# What is being asked:
Extract verbatim every line from the one containing "Extract all readable text from this page." to the final line of the records below, inclusive, and exclude all pictures.

# Dataset content:
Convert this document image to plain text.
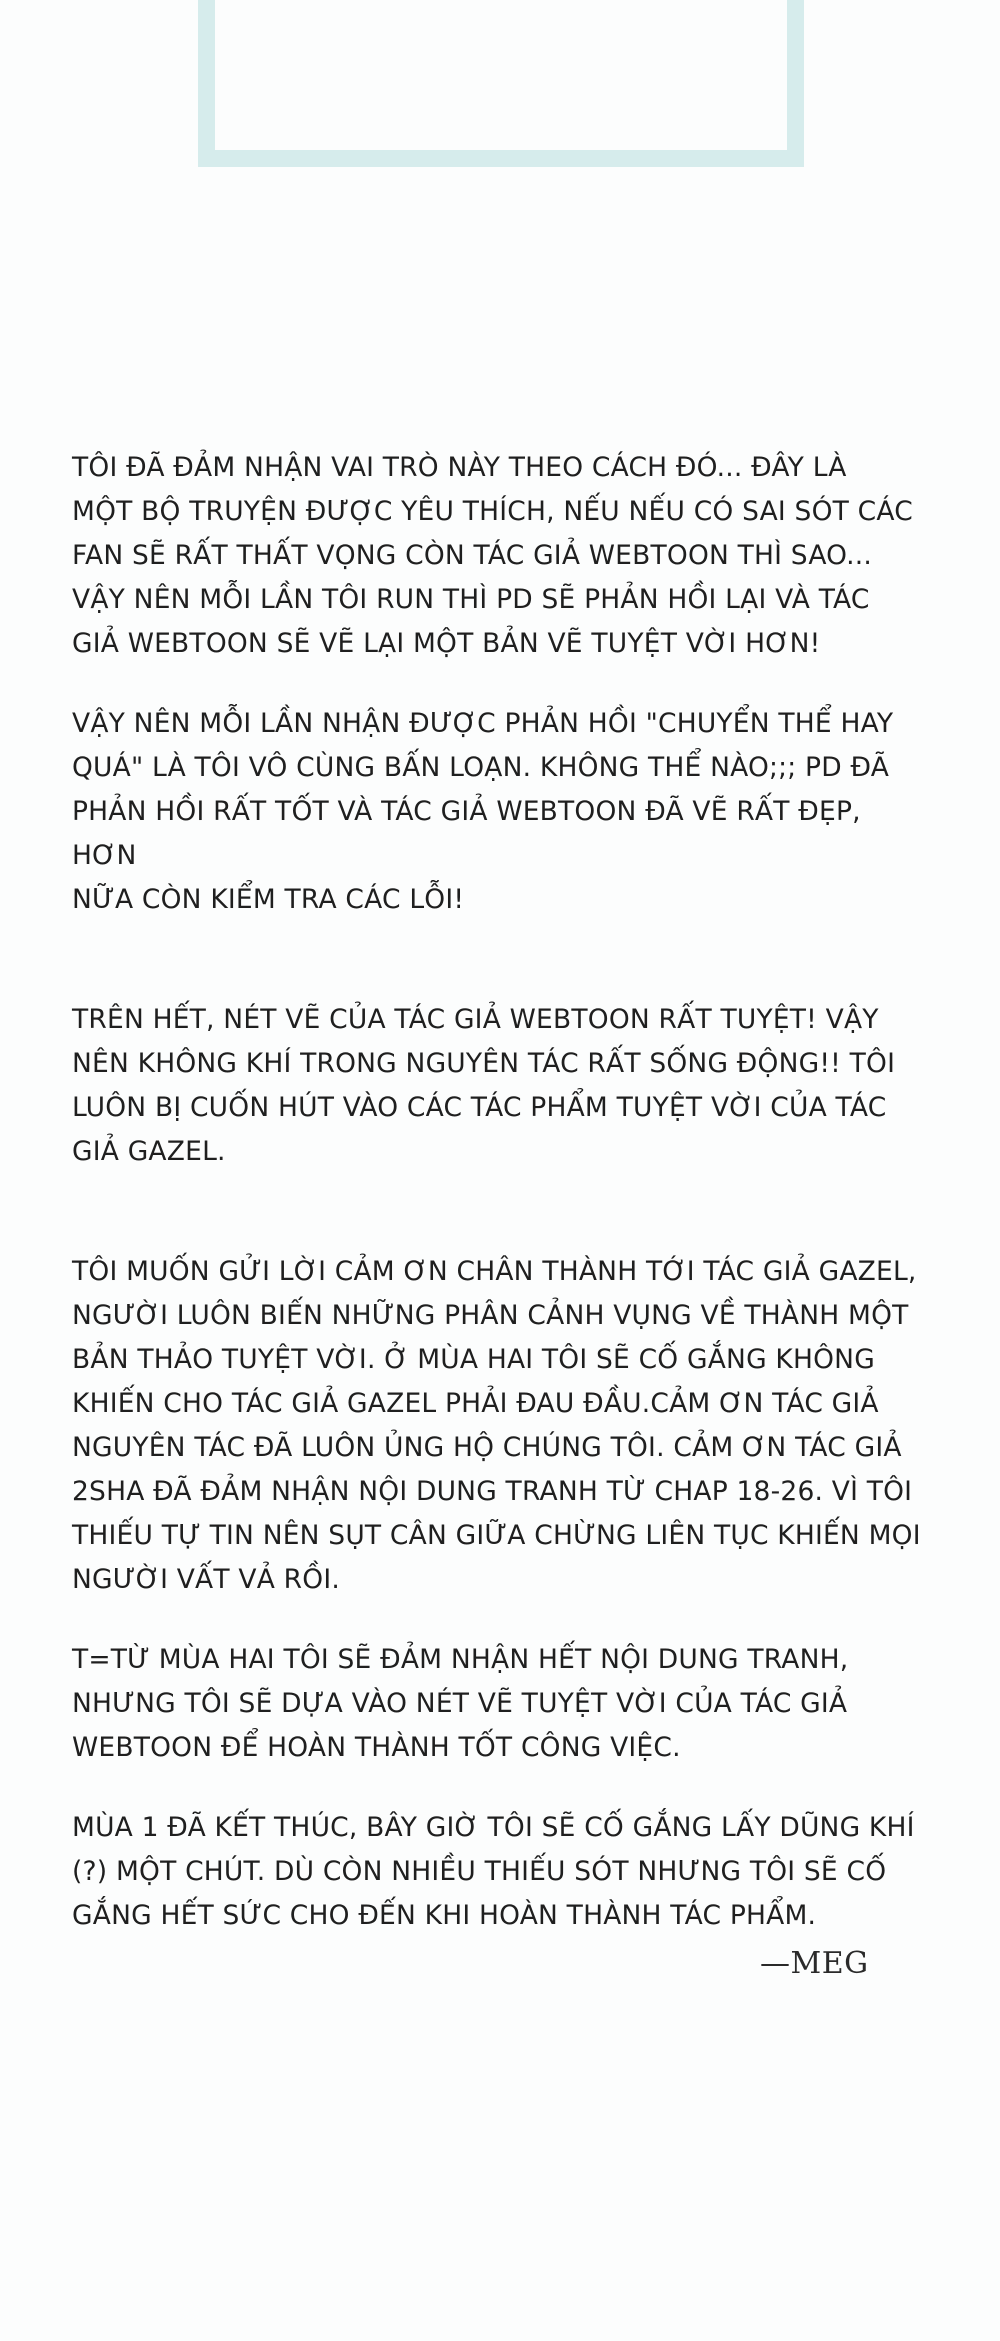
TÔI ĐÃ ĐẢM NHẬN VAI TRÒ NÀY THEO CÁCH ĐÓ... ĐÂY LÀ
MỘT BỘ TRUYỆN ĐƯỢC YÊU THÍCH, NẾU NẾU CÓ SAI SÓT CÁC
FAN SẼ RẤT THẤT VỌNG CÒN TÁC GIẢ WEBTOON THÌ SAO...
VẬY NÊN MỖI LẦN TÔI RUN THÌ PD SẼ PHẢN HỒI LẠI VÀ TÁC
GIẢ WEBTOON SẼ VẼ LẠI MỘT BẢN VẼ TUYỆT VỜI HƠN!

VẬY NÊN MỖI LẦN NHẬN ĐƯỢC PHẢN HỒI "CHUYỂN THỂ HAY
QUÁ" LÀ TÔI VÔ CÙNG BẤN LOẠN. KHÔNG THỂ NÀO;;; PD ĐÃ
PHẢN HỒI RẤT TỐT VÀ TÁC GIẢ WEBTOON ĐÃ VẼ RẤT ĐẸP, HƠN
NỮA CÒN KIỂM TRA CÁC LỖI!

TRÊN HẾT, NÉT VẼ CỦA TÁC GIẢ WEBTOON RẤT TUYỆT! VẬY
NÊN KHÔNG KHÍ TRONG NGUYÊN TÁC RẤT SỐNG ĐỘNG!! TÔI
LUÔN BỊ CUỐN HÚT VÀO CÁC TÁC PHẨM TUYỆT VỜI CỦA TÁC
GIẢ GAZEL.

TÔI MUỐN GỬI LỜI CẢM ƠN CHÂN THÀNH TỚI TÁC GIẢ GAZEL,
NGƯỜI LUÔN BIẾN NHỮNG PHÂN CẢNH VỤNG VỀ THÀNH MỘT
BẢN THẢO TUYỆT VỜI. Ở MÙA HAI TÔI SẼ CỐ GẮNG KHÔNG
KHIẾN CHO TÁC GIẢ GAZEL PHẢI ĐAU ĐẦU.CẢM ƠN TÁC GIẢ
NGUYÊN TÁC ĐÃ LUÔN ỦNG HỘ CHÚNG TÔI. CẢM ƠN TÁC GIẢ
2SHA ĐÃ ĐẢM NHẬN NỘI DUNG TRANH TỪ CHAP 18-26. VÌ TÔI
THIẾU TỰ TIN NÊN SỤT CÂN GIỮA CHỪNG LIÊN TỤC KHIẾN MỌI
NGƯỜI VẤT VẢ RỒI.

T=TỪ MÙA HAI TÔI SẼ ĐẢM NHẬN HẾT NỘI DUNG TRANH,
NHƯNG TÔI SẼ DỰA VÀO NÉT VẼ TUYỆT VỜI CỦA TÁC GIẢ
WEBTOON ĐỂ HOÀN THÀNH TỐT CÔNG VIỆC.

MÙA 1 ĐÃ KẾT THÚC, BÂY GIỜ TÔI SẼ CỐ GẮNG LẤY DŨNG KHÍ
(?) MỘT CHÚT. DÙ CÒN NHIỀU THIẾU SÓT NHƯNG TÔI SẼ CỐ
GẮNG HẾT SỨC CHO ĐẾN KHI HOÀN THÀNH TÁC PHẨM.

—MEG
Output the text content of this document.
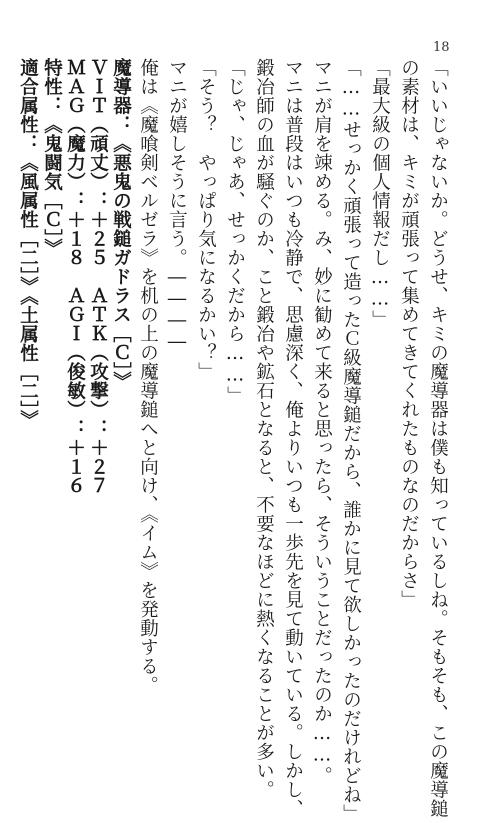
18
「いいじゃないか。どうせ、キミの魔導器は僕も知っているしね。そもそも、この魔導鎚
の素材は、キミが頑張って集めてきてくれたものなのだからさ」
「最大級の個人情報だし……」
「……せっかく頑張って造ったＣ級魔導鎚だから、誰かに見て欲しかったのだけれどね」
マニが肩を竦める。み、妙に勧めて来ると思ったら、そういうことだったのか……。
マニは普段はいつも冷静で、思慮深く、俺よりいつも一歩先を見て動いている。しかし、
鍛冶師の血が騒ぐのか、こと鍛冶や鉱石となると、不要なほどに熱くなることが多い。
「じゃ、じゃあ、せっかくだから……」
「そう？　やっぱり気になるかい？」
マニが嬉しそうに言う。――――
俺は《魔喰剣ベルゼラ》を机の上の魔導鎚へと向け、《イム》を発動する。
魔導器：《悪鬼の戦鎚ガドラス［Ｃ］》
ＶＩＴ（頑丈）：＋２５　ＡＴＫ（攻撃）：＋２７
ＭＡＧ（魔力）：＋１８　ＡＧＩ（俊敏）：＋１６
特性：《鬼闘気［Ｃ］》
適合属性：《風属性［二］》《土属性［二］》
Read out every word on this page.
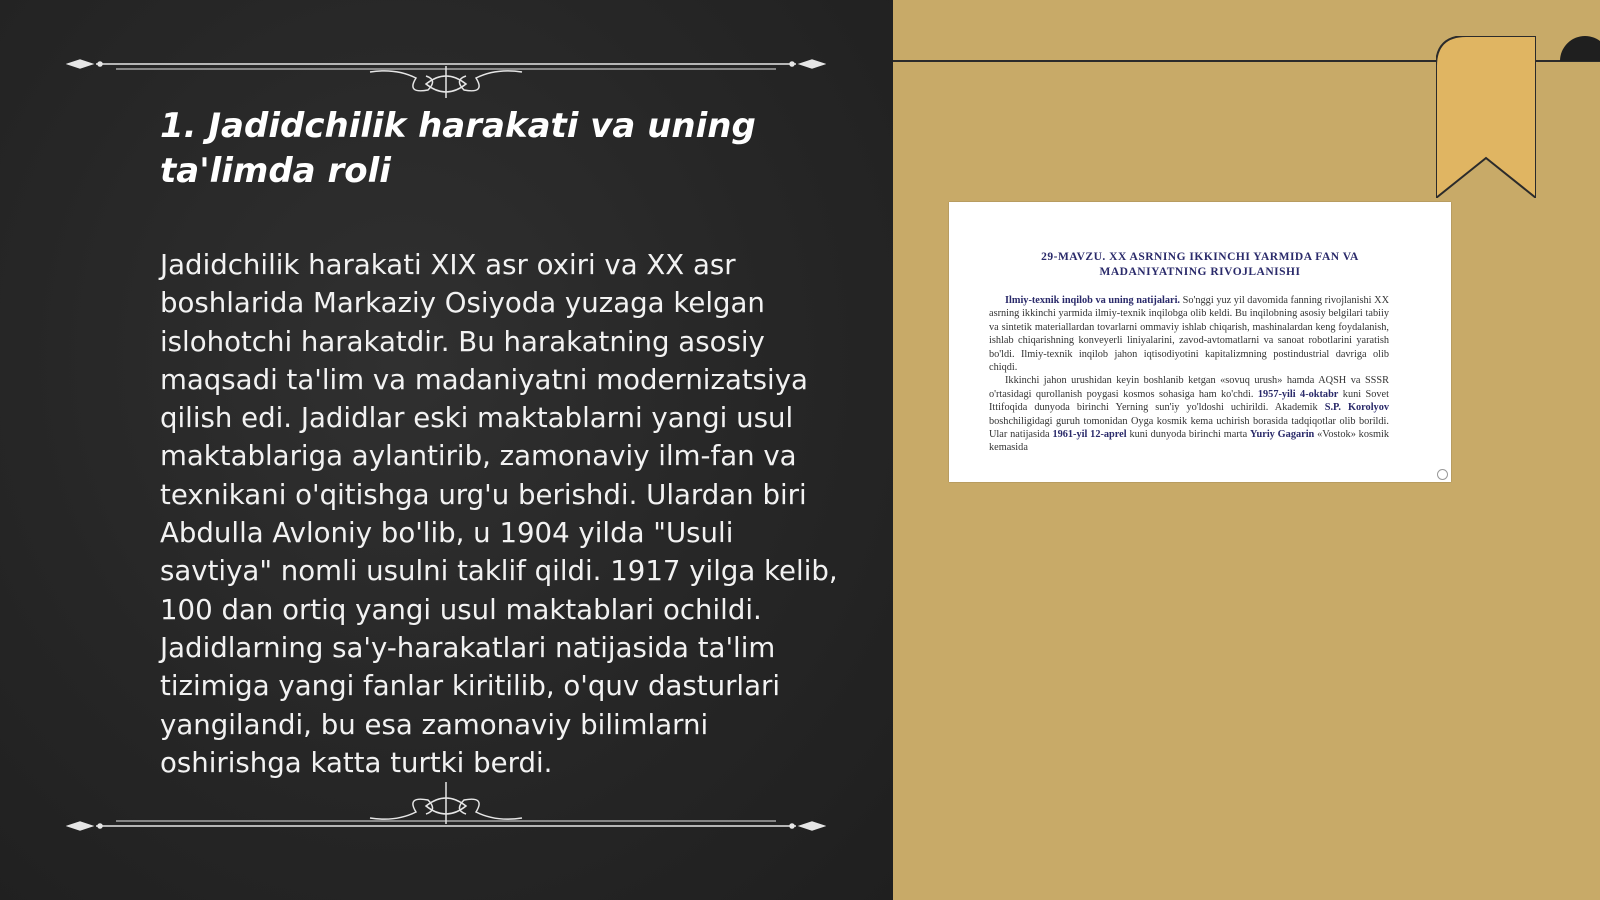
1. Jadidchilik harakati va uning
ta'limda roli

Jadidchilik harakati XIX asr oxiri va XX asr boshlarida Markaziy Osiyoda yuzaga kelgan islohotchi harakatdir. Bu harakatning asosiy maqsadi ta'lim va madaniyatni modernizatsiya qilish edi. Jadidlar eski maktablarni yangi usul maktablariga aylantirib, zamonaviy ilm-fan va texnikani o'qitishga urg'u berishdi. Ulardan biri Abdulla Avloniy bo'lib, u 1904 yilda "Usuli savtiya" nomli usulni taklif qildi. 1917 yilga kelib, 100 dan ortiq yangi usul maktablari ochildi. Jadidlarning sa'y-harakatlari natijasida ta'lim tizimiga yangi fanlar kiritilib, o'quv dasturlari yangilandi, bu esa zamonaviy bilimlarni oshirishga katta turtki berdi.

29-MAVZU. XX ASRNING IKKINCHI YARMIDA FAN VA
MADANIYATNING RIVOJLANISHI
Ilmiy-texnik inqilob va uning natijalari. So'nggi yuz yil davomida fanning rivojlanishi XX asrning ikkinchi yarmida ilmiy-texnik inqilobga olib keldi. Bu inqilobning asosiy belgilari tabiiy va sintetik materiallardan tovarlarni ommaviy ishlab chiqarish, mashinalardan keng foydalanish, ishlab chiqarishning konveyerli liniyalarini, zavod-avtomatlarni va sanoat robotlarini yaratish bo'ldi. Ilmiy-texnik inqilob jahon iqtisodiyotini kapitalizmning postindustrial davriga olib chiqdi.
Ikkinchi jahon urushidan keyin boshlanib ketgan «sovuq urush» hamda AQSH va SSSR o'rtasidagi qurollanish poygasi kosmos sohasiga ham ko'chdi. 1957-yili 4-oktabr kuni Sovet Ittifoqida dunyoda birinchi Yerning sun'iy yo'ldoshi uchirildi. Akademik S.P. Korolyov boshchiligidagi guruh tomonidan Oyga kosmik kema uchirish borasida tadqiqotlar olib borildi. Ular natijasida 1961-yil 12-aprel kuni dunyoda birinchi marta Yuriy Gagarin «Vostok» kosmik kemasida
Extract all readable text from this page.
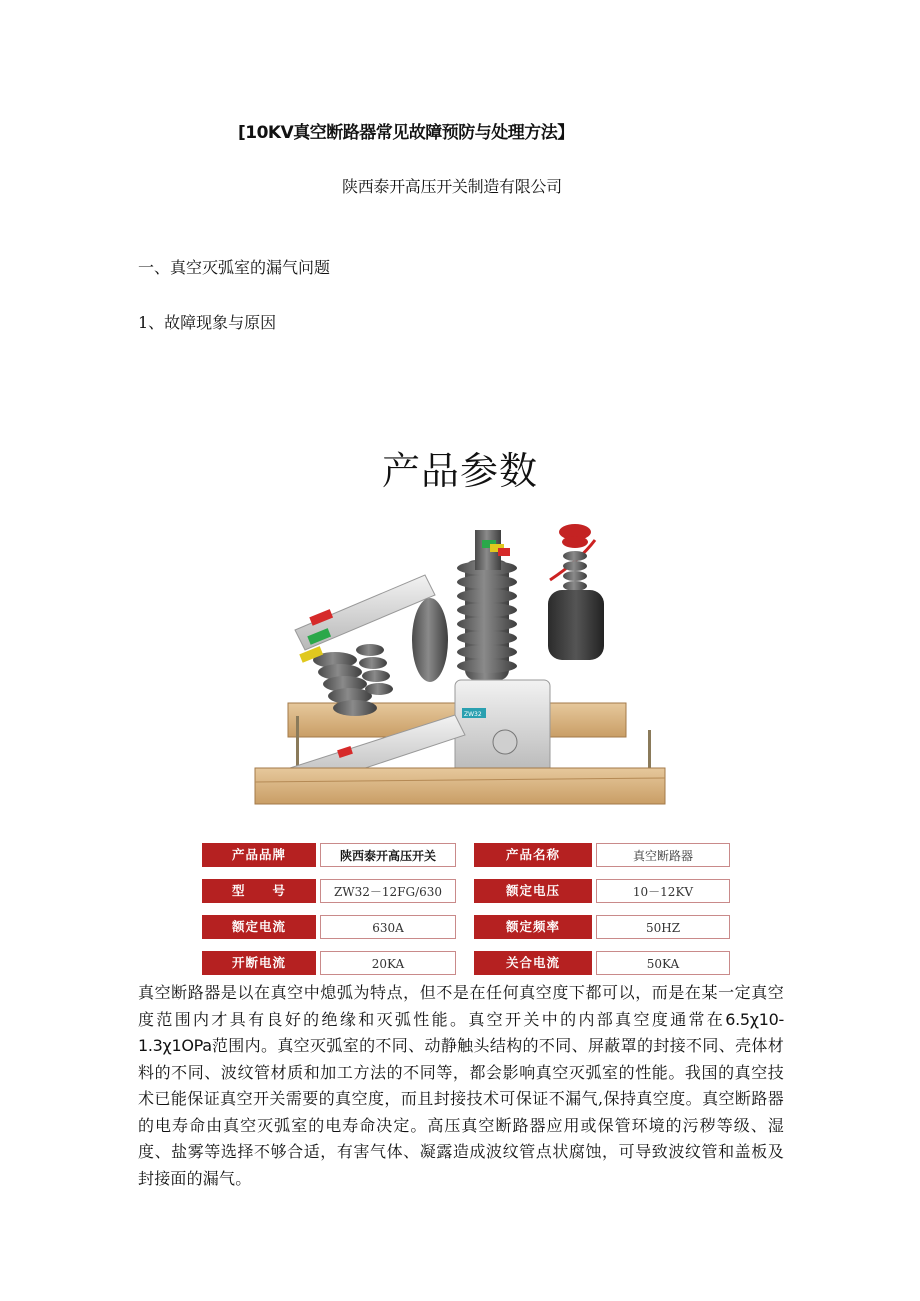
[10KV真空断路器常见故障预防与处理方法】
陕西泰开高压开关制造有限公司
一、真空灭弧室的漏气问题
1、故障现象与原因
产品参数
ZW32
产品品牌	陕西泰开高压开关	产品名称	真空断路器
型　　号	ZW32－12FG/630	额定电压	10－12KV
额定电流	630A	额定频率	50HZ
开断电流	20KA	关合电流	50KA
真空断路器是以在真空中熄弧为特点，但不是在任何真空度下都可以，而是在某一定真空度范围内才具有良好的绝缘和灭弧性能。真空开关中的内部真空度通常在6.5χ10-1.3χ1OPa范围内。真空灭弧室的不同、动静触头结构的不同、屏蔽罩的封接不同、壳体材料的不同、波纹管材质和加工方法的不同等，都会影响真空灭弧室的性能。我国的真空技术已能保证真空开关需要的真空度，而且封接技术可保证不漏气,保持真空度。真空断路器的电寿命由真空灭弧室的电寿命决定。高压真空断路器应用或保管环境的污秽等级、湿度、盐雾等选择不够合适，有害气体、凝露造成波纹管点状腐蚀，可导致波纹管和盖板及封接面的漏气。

# Task output:
Extract all readable text from this page.
[10KV真空断路器常见故障预防与处理方法】
陕西泰开高压开关制造有限公司
一、真空灭弧室的漏气问题
1、故障现象与原因
产品参数
ZW32
产品品牌	陕西泰开高压开关	产品名称	真空断路器
型　　号	ZW32－12FG/630	额定电压	10－12KV
额定电流	630A	额定频率	50HZ
开断电流	20KA	关合电流	50KA
真空断路器是以在真空中熄弧为特点，但不是在任何真空度下都可以，而是在某一定真空度范围内才具有良好的绝缘和灭弧性能。真空开关中的内部真空度通常在6.5χ10-1.3χ1OPa范围内。真空灭弧室的不同、动静触头结构的不同、屏蔽罩的封接不同、壳体材料的不同、波纹管材质和加工方法的不同等，都会影响真空灭弧室的性能。我国的真空技术已能保证真空开关需要的真空度，而且封接技术可保证不漏气,保持真空度。真空断路器的电寿命由真空灭弧室的电寿命决定。高压真空断路器应用或保管环境的污秽等级、湿度、盐雾等选择不够合适，有害气体、凝露造成波纹管点状腐蚀，可导致波纹管和盖板及封接面的漏气。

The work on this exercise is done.